**Exercise aim:** Filter for the word "upper" and keep each matching line.

**Data listing:**
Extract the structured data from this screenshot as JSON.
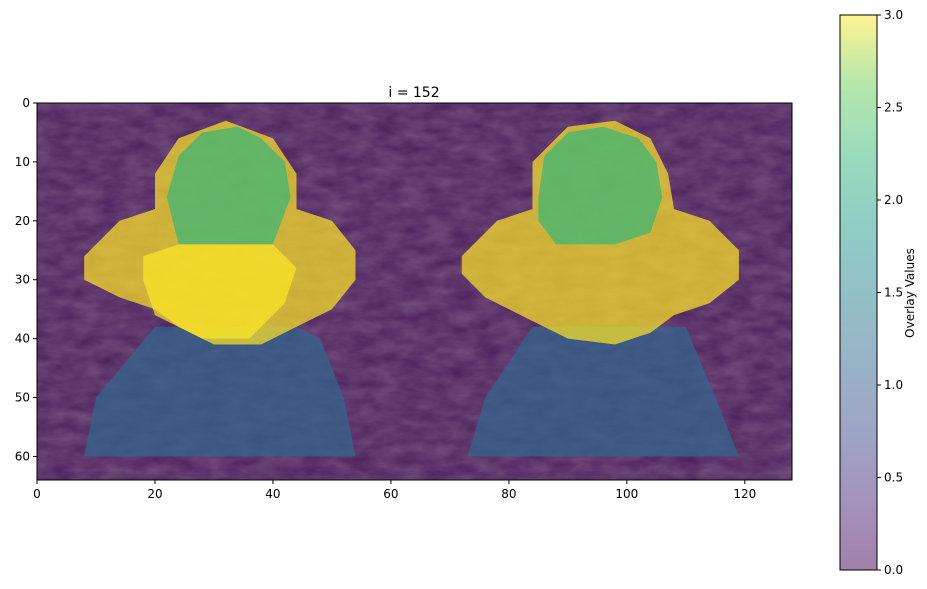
{
  "chart_data": {
    "type": "heatmap",
    "title": "i = 152",
    "xlabel": "",
    "ylabel": "",
    "xlim": [
      0,
      128
    ],
    "ylim": [
      64,
      0
    ],
    "xticks": [
      0,
      20,
      40,
      60,
      80,
      100,
      120
    ],
    "yticks": [
      0,
      10,
      20,
      30,
      40,
      50,
      60
    ],
    "grid": false,
    "colorbar": {
      "label": "Overlay Values",
      "range": [
        0.0,
        3.0
      ],
      "ticks": [
        "0.0",
        "0.5",
        "1.0",
        "1.5",
        "2.0",
        "2.5",
        "3.0"
      ],
      "colormap": "viridis",
      "alpha": 0.5
    },
    "colors": {
      "level0": "#440154",
      "level1": "#31688e",
      "level2": "#35b779",
      "level3": "#fde725"
    },
    "regions": [
      {
        "name": "left-lower-region",
        "value": 1,
        "polygon": [
          [
            20,
            38
          ],
          [
            10,
            50
          ],
          [
            8,
            60
          ],
          [
            54,
            60
          ],
          [
            52,
            50
          ],
          [
            48,
            40
          ],
          [
            44,
            38
          ]
        ]
      },
      {
        "name": "left-upper-region",
        "value": 3,
        "polygon": [
          [
            8,
            26
          ],
          [
            14,
            20
          ],
          [
            20,
            18
          ],
          [
            20,
            12
          ],
          [
            24,
            6
          ],
          [
            32,
            3
          ],
          [
            40,
            6
          ],
          [
            44,
            12
          ],
          [
            44,
            18
          ],
          [
            50,
            20
          ],
          [
            54,
            25
          ],
          [
            54,
            30
          ],
          [
            50,
            35
          ],
          [
            44,
            38
          ],
          [
            38,
            41
          ],
          [
            30,
            41
          ],
          [
            24,
            38
          ],
          [
            20,
            35
          ],
          [
            14,
            33
          ],
          [
            8,
            30
          ]
        ]
      },
      {
        "name": "left-top-region",
        "value": 2,
        "polygon": [
          [
            22,
            16
          ],
          [
            24,
            9
          ],
          [
            28,
            5
          ],
          [
            34,
            4
          ],
          [
            38,
            6
          ],
          [
            42,
            10
          ],
          [
            43,
            16
          ],
          [
            40,
            24
          ],
          [
            24,
            24
          ]
        ]
      },
      {
        "name": "left-bright-region",
        "value": 3,
        "polygon": [
          [
            18,
            26
          ],
          [
            24,
            24
          ],
          [
            40,
            24
          ],
          [
            44,
            28
          ],
          [
            42,
            34
          ],
          [
            36,
            40
          ],
          [
            28,
            40
          ],
          [
            20,
            36
          ],
          [
            18,
            30
          ]
        ]
      },
      {
        "name": "right-lower-region",
        "value": 1,
        "polygon": [
          [
            84,
            38
          ],
          [
            76,
            50
          ],
          [
            73,
            60
          ],
          [
            119,
            60
          ],
          [
            115,
            50
          ],
          [
            110,
            38
          ]
        ]
      },
      {
        "name": "right-upper-region",
        "value": 3,
        "polygon": [
          [
            72,
            26
          ],
          [
            78,
            20
          ],
          [
            84,
            18
          ],
          [
            84,
            10
          ],
          [
            90,
            4
          ],
          [
            98,
            3
          ],
          [
            104,
            6
          ],
          [
            107,
            12
          ],
          [
            108,
            18
          ],
          [
            114,
            20
          ],
          [
            119,
            25
          ],
          [
            119,
            30
          ],
          [
            114,
            34
          ],
          [
            108,
            36
          ],
          [
            104,
            39
          ],
          [
            98,
            41
          ],
          [
            90,
            40
          ],
          [
            84,
            37
          ],
          [
            76,
            33
          ],
          [
            72,
            29
          ]
        ]
      },
      {
        "name": "right-top-region",
        "value": 2,
        "polygon": [
          [
            85,
            16
          ],
          [
            86,
            9
          ],
          [
            90,
            5
          ],
          [
            96,
            4
          ],
          [
            102,
            6
          ],
          [
            105,
            10
          ],
          [
            106,
            16
          ],
          [
            104,
            22
          ],
          [
            98,
            24
          ],
          [
            88,
            24
          ],
          [
            85,
            20
          ]
        ]
      }
    ]
  }
}
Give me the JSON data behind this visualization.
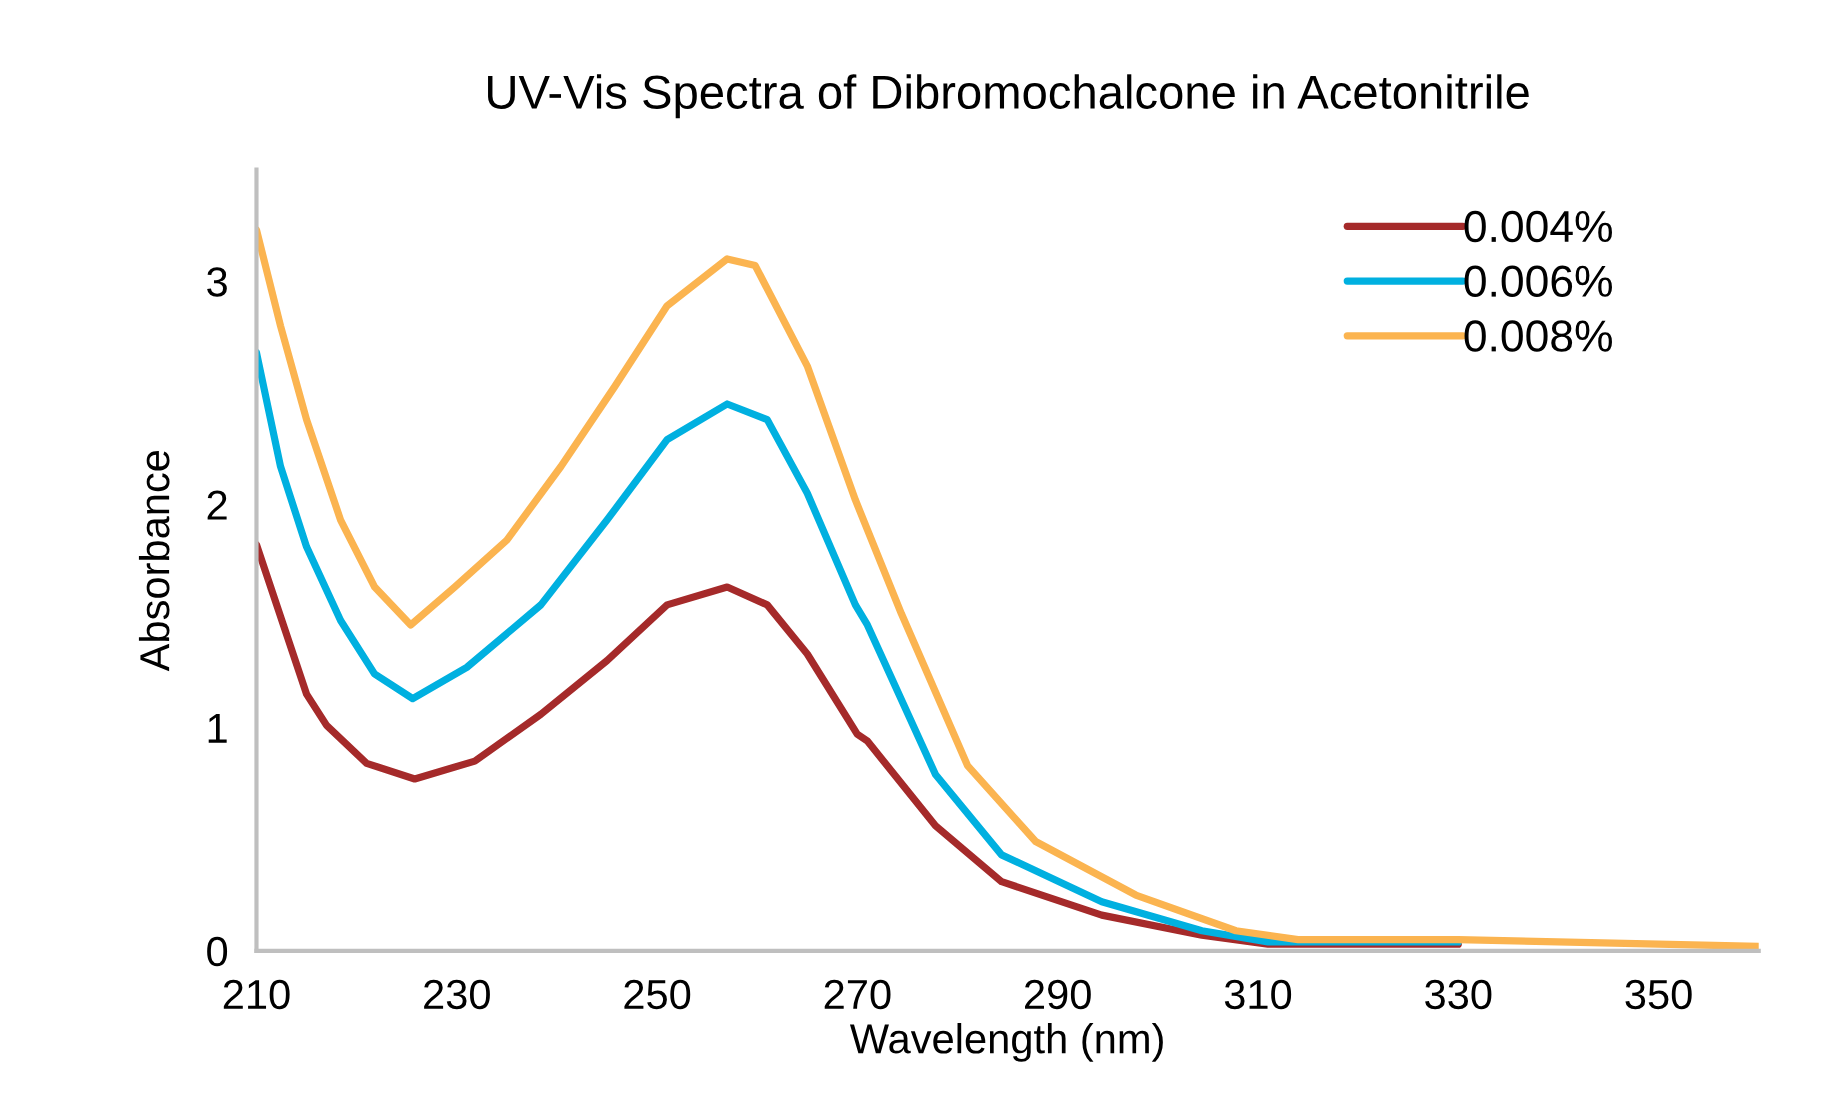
{
  "chart_data": {
    "type": "line",
    "title": "UV-Vis Spectra of Dibromochalcone in Acetonitrile",
    "xlabel": "Wavelength (nm)",
    "ylabel": "Absorbance",
    "xlim": [
      210,
      360
    ],
    "xticks": [
      210,
      230,
      250,
      270,
      290,
      310,
      330,
      350
    ],
    "ylim": [
      0,
      3.5
    ],
    "yticks": [
      0,
      1,
      2,
      3
    ],
    "grid": false,
    "legend": "top right",
    "marker": "none",
    "line_style": "solid",
    "series": [
      {
        "name": "0.004%",
        "color": "#a52a2a",
        "x": [
          210,
          215,
          217,
          221,
          225.8,
          231.8,
          238.4,
          245,
          251,
          257,
          261,
          265,
          270,
          271,
          277.8,
          284.4,
          294.4,
          304.4,
          311,
          330
        ],
        "values": [
          1.82,
          1.15,
          1.01,
          0.84,
          0.77,
          0.85,
          1.06,
          1.3,
          1.55,
          1.63,
          1.55,
          1.33,
          0.97,
          0.94,
          0.56,
          0.31,
          0.16,
          0.07,
          0.03,
          0.03
        ]
      },
      {
        "name": "0.006%",
        "color": "#00b0e0",
        "x": [
          210,
          212.4,
          215,
          218.4,
          221.8,
          225.6,
          231,
          238.4,
          245,
          251,
          257,
          261,
          265,
          269.8,
          271,
          277.8,
          284.4,
          294.4,
          304.4,
          311,
          330
        ],
        "values": [
          2.68,
          2.17,
          1.81,
          1.48,
          1.24,
          1.13,
          1.27,
          1.55,
          1.93,
          2.29,
          2.45,
          2.38,
          2.05,
          1.55,
          1.46,
          0.79,
          0.43,
          0.22,
          0.09,
          0.04,
          0.04
        ]
      },
      {
        "name": "0.008%",
        "color": "#fbb450",
        "x": [
          210,
          212.4,
          215,
          218.4,
          221.8,
          225.4,
          229.8,
          235,
          240.4,
          245.8,
          251,
          257,
          259.8,
          265,
          269.8,
          274.4,
          281,
          287.8,
          297.8,
          307.8,
          314,
          330,
          350,
          360
        ],
        "values": [
          3.23,
          2.8,
          2.38,
          1.93,
          1.63,
          1.46,
          1.63,
          1.84,
          2.17,
          2.53,
          2.89,
          3.1,
          3.07,
          2.62,
          2.02,
          1.51,
          0.83,
          0.49,
          0.25,
          0.09,
          0.05,
          0.05,
          0.03,
          0.02
        ]
      }
    ]
  }
}
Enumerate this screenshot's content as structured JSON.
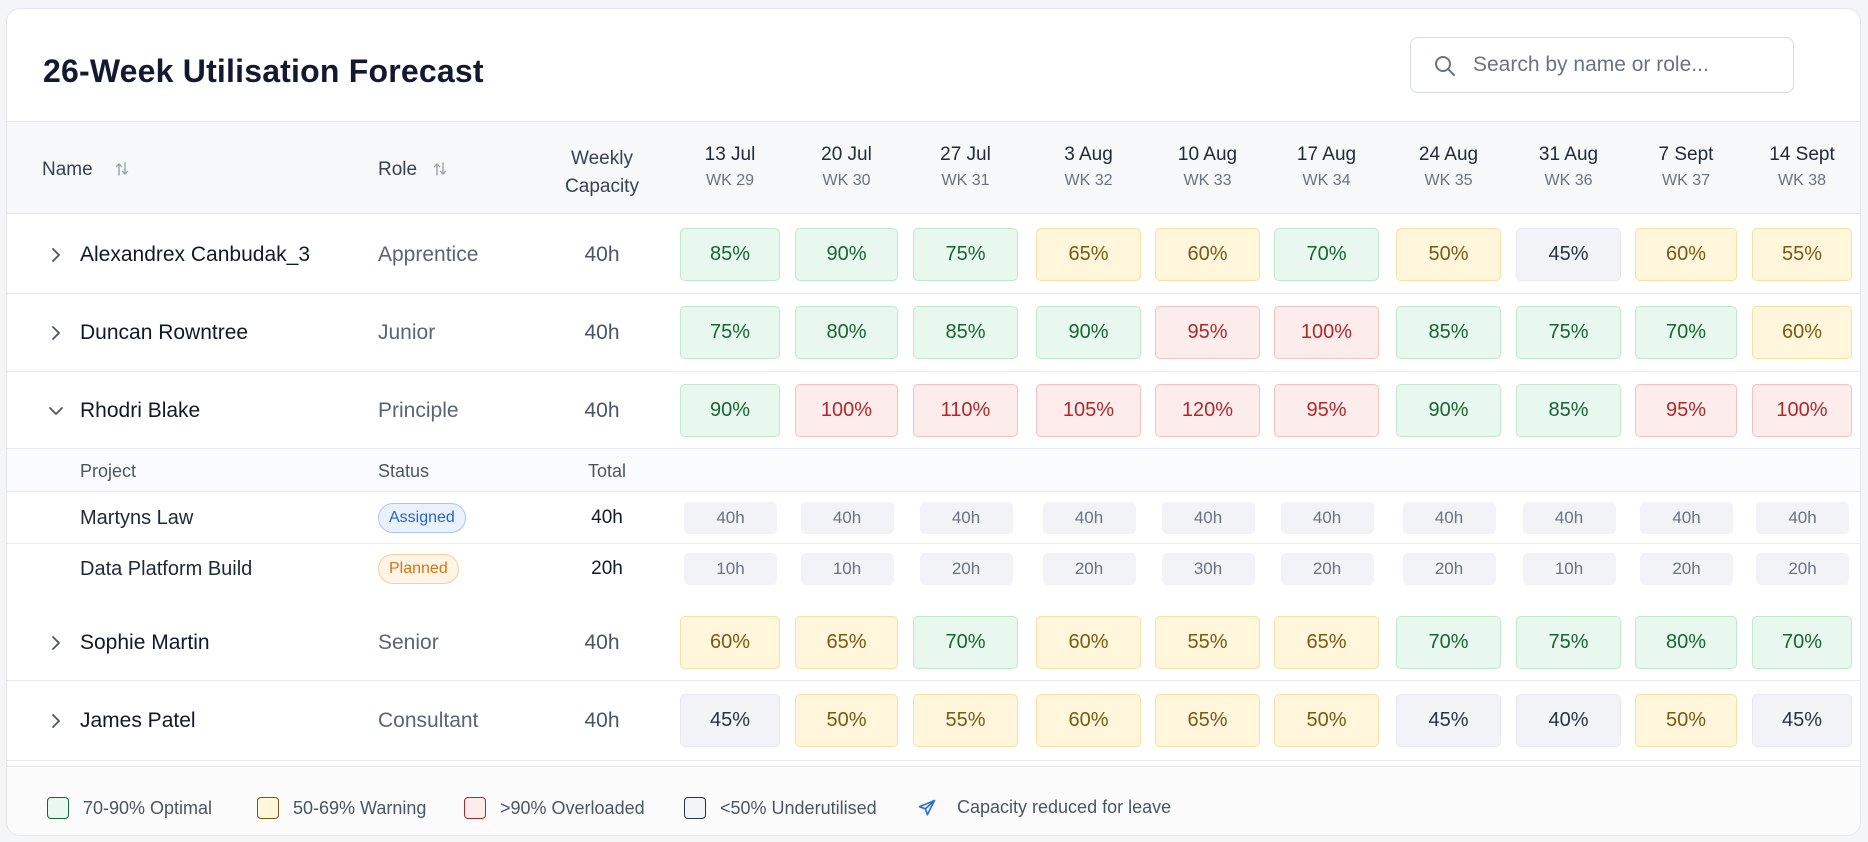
{
  "title": "26-Week Utilisation Forecast",
  "search": {
    "placeholder": "Search by name or role..."
  },
  "columns": {
    "name": "Name",
    "role": "Role",
    "capacity_line1": "Weekly",
    "capacity_line2": "Capacity"
  },
  "weeks": [
    {
      "date": "13 Jul",
      "wk": "WK 29"
    },
    {
      "date": "20 Jul",
      "wk": "WK 30"
    },
    {
      "date": "27 Jul",
      "wk": "WK 31"
    },
    {
      "date": "3 Aug",
      "wk": "WK 32"
    },
    {
      "date": "10 Aug",
      "wk": "WK 33"
    },
    {
      "date": "17 Aug",
      "wk": "WK 34"
    },
    {
      "date": "24 Aug",
      "wk": "WK 35"
    },
    {
      "date": "31 Aug",
      "wk": "WK 36"
    },
    {
      "date": "7 Sept",
      "wk": "WK 37"
    },
    {
      "date": "14 Sept",
      "wk": "WK 38"
    }
  ],
  "people": [
    {
      "name": "Alexandrex Canbudak_3",
      "role": "Apprentice",
      "capacity": "40h",
      "expanded": false,
      "util": [
        "85%",
        "90%",
        "75%",
        "65%",
        "60%",
        "70%",
        "50%",
        "45%",
        "60%",
        "55%"
      ],
      "status": [
        "optimal",
        "optimal",
        "optimal",
        "warning",
        "warning",
        "optimal",
        "warning",
        "under",
        "warning",
        "warning"
      ]
    },
    {
      "name": "Duncan Rowntree",
      "role": "Junior",
      "capacity": "40h",
      "expanded": false,
      "util": [
        "75%",
        "80%",
        "85%",
        "90%",
        "95%",
        "100%",
        "85%",
        "75%",
        "70%",
        "60%"
      ],
      "status": [
        "optimal",
        "optimal",
        "optimal",
        "optimal",
        "overloaded",
        "overloaded",
        "optimal",
        "optimal",
        "optimal",
        "warning"
      ]
    },
    {
      "name": "Rhodri Blake",
      "role": "Principle",
      "capacity": "40h",
      "expanded": true,
      "util": [
        "90%",
        "100%",
        "110%",
        "105%",
        "120%",
        "95%",
        "90%",
        "85%",
        "95%",
        "100%"
      ],
      "status": [
        "optimal",
        "overloaded",
        "overloaded",
        "overloaded",
        "overloaded",
        "overloaded",
        "optimal",
        "optimal",
        "overloaded",
        "overloaded"
      ]
    },
    {
      "name": "Sophie Martin",
      "role": "Senior",
      "capacity": "40h",
      "expanded": false,
      "util": [
        "60%",
        "65%",
        "70%",
        "60%",
        "55%",
        "65%",
        "70%",
        "75%",
        "80%",
        "70%"
      ],
      "status": [
        "warning",
        "warning",
        "optimal",
        "warning",
        "warning",
        "warning",
        "optimal",
        "optimal",
        "optimal",
        "optimal"
      ]
    },
    {
      "name": "James Patel",
      "role": "Consultant",
      "capacity": "40h",
      "expanded": false,
      "util": [
        "45%",
        "50%",
        "55%",
        "60%",
        "65%",
        "50%",
        "45%",
        "40%",
        "50%",
        "45%"
      ],
      "status": [
        "under",
        "warning",
        "warning",
        "warning",
        "warning",
        "warning",
        "under",
        "under",
        "warning",
        "under"
      ]
    }
  ],
  "project_columns": {
    "project": "Project",
    "status": "Status",
    "total": "Total"
  },
  "projects": [
    {
      "name": "Martyns Law",
      "status": "Assigned",
      "status_type": "assigned",
      "total": "40h",
      "hours": [
        "40h",
        "40h",
        "40h",
        "40h",
        "40h",
        "40h",
        "40h",
        "40h",
        "40h",
        "40h"
      ]
    },
    {
      "name": "Data Platform Build",
      "status": "Planned",
      "status_type": "planned",
      "total": "20h",
      "hours": [
        "10h",
        "10h",
        "20h",
        "20h",
        "30h",
        "20h",
        "20h",
        "10h",
        "20h",
        "20h"
      ]
    }
  ],
  "legend": [
    {
      "label": "70-90% Optimal",
      "type": "optimal"
    },
    {
      "label": "50-69% Warning",
      "type": "warning"
    },
    {
      "label": ">90% Overloaded",
      "type": "overloaded"
    },
    {
      "label": "<50% Underutilised",
      "type": "under"
    },
    {
      "label": "Capacity reduced for leave",
      "type": "leave",
      "icon": "plane-icon"
    }
  ],
  "colors": {
    "optimal": "#e8f8ee",
    "warning": "#fff6dc",
    "overloaded": "#fdecec",
    "under": "#f1f3f6",
    "accent_blue": "#2563c9",
    "planned_orange": "#d9730d"
  }
}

**Correct result:**
        "name": "left-upper-region",
        "name": "right-upper-region",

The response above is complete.